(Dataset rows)
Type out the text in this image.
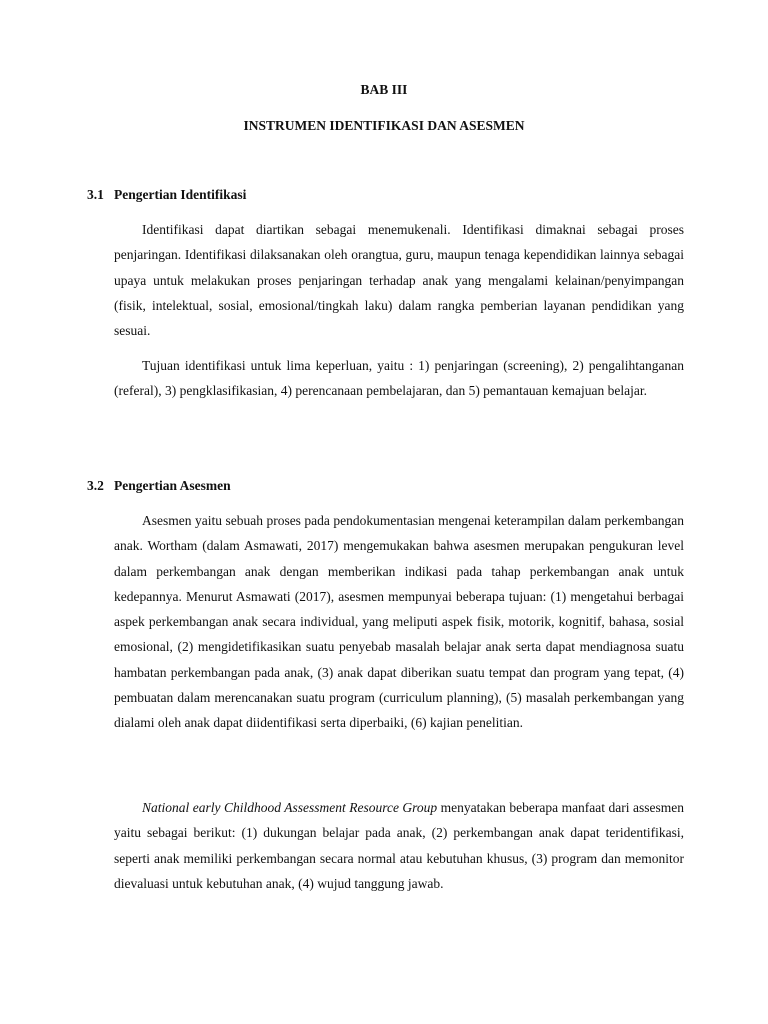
BAB III
INSTRUMEN IDENTIFIKASI DAN ASESMEN
3.1 Pengertian Identifikasi

Identifikasi dapat diartikan sebagai menemukenali. Identifikasi dimaknai sebagai proses penjaringan. Identifikasi dilaksanakan oleh orangtua, guru, maupun tenaga kependidikan lainnya sebagai upaya untuk melakukan proses penjaringan terhadap anak yang mengalami kelainan/penyimpangan (fisik, intelektual, sosial, emosional/tingkah laku) dalam rangka pemberian layanan pendidikan yang sesuai.

Tujuan identifikasi untuk lima keperluan, yaitu : 1) penjaringan (screening), 2) pengalihtanganan (referal), 3) pengklasifikasian, 4) perencanaan pembelajaran, dan 5) pemantauan kemajuan belajar.

3.2 Pengertian Asesmen

Asesmen yaitu sebuah proses pada pendokumentasian mengenai keterampilan dalam perkembangan anak. Wortham (dalam Asmawati, 2017) mengemukakan bahwa asesmen merupakan pengukuran level dalam perkembangan anak dengan memberikan indikasi pada tahap perkembangan anak untuk kedepannya. Menurut Asmawati (2017), asesmen mempunyai beberapa tujuan: (1) mengetahui berbagai aspek perkembangan anak secara individual, yang meliputi aspek fisik, motorik, kognitif, bahasa, sosial emosional, (2) mengidetifikasikan suatu penyebab masalah belajar anak serta dapat mendiagnosa suatu hambatan perkembangan pada anak, (3) anak dapat diberikan suatu tempat dan program yang tepat, (4) pembuatan dalam merencanakan suatu program (curriculum planning), (5) masalah perkembangan yang dialami oleh anak dapat diidentifikasi serta diperbaiki, (6) kajian penelitian.

National early Childhood Assessment Resource Group menyatakan beberapa manfaat dari assesmen yaitu sebagai berikut: (1) dukungan belajar pada anak, (2) perkembangan anak dapat teridentifikasi, seperti anak memiliki perkembangan secara normal atau kebutuhan khusus, (3) program dan memonitor dievaluasi untuk kebutuhan anak, (4) wujud tanggung jawab.
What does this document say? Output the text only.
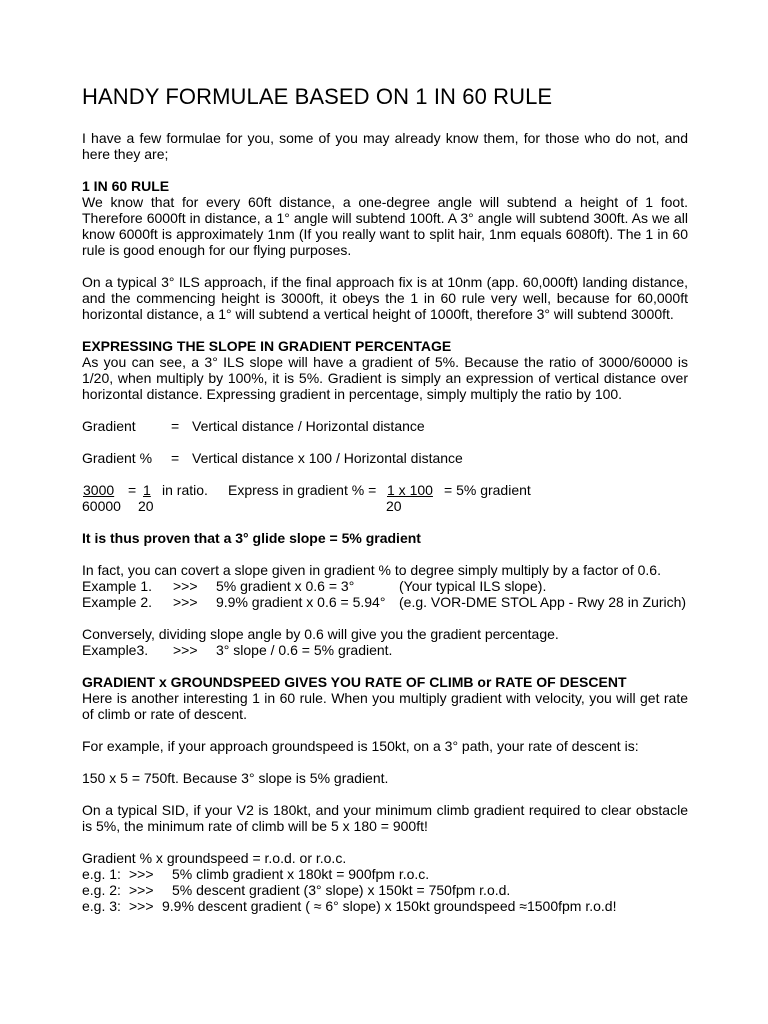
HANDY FORMULAE BASED ON 1 IN 60 RULE

I have a few formulae for you, some of you may already know them, for those who do not, and here they are;

1 IN 60 RULE

We know that for every 60ft distance, a one-degree angle will subtend a height of 1 foot. Therefore 6000ft in distance, a 1° angle will subtend 100ft. A 3° angle will subtend 300ft. As we all know 6000ft is approximately 1nm (If you really want to split hair, 1nm equals 6080ft). The 1 in 60 rule is good enough for our flying purposes.

On a typical 3° ILS approach, if the final approach fix is at 10nm (app. 60,000ft) landing distance, and the commencing height is 3000ft, it obeys the 1 in 60 rule very well, because for 60,000ft horizontal distance, a 1° will subtend a vertical height of 1000ft, therefore 3° will subtend 3000ft.

EXPRESSING THE SLOPE IN GRADIENT PERCENTAGE

As you can see, a 3° ILS slope will have a gradient of 5%. Because the ratio of 3000/60000 is 1/20, when multiply by 100%, it is 5%. Gradient is simply an expression of vertical distance over horizontal distance. Expressing gradient in percentage, simply multiply the ratio by 100.

Gradient	= Vertical distance / Horizontal distance
Gradient % = Vertical distance x 100 / Horizontal distance
3000 = 1 in ratio. Express in gradient % = 1 x 100 = 5% gradient
60000 20	20

It is thus proven that a 3° glide slope = 5% gradient

In fact, you can covert a slope given in gradient % to degree simply multiply by a factor of 0.6.

Example 1. >>> 5% gradient x 0.6 = 3°	(Your typical ILS slope).
Example 2. >>> 9.9% gradient x 0.6 = 5.94° (e.g. VOR-DME STOL App - Rwy 28 in Zurich)

Conversely, dividing slope angle by 0.6 will give you the gradient percentage.

Example3. >>> 3° slope / 0.6 = 5% gradient.

GRADIENT x GROUNDSPEED GIVES YOU RATE OF CLIMB or RATE OF DESCENT

Here is another interesting 1 in 60 rule. When you multiply gradient with velocity, you will get rate of climb or rate of descent.

For example, if your approach groundspeed is 150kt, on a 3° path, your rate of descent is:

150 x 5 = 750ft. Because 3° slope is 5% gradient.

On a typical SID, if your V2 is 180kt, and your minimum climb gradient required to clear obstacle is 5%, the minimum rate of climb will be 5 x 180 = 900ft!

Gradient % x groundspeed = r.o.d. or r.o.c.

e.g. 1: >>> 5% climb gradient x 180kt = 900fpm r.o.c.
e.g. 2: >>> 5% descent gradient (3° slope) x 150kt = 750fpm r.o.d.
e.g. 3: >>> 9.9% descent gradient ( ≈ 6° slope) x 150kt groundspeed ≈1500fpm r.o.d!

## Task details
Scan the material above. Extract every line in which the word "ratio" occurs.

## Exercise response
As you can see, a 3° ILS slope will have a gradient of 5%. Because the ratio of 3000/60000 is 1/20, when multiply by 100%, it is 5%. Gradient is simply an expression of vertical distance over horizontal distance. Expressing gradient in percentage, simply multiply the ratio by 100.
3000 = 1 in ratio. Express in gradient % = 1 x 100 = 5% gradient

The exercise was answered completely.